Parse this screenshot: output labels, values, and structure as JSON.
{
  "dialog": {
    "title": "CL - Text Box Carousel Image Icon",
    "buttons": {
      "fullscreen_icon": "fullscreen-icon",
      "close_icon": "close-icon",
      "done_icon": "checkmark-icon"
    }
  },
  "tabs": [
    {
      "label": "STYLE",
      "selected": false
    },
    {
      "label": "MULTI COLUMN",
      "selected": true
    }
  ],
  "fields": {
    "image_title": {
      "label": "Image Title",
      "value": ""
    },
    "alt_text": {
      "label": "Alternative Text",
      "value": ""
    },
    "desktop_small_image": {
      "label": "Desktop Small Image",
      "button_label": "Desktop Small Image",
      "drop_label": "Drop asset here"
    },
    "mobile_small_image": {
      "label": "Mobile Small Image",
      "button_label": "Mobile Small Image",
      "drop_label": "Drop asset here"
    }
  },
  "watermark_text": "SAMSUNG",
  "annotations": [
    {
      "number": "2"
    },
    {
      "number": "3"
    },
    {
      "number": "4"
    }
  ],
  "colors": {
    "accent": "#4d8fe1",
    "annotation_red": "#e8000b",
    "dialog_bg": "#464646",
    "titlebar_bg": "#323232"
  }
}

======

PROBLEM TO SOLVE:
From the records above, please extract every line and repeat it exactly.

TASK OUTPUT:
Parse this screenshot: output labels, values, and structure as JSON.
{
  "dialog": {
    "title": "CL - Text Box Carousel Image Icon",
    "buttons": {
      "fullscreen_icon": "fullscreen-icon",
      "close_icon": "close-icon",
      "done_icon": "checkmark-icon"
    }
  },
  "tabs": [
    {
      "label": "STYLE",
      "selected": false
    },
    {
      "label": "MULTI COLUMN",
      "selected": true
    }
  ],
  "fields": {
    "image_title": {
      "label": "Image Title",
      "value": ""
    },
    "alt_text": {
      "label": "Alternative Text",
      "value": ""
    },
    "desktop_small_image": {
      "label": "Desktop Small Image",
      "button_label": "Desktop Small Image",
      "drop_label": "Drop asset here"
    },
    "mobile_small_image": {
      "label": "Mobile Small Image",
      "button_label": "Mobile Small Image",
      "drop_label": "Drop asset here"
    }
  },
  "watermark_text": "SAMSUNG",
  "annotations": [
    {
      "number": "2"
    },
    {
      "number": "3"
    },
    {
      "number": "4"
    }
  ],
  "colors": {
    "accent": "#4d8fe1",
    "annotation_red": "#e8000b",
    "dialog_bg": "#464646",
    "titlebar_bg": "#323232"
  }
}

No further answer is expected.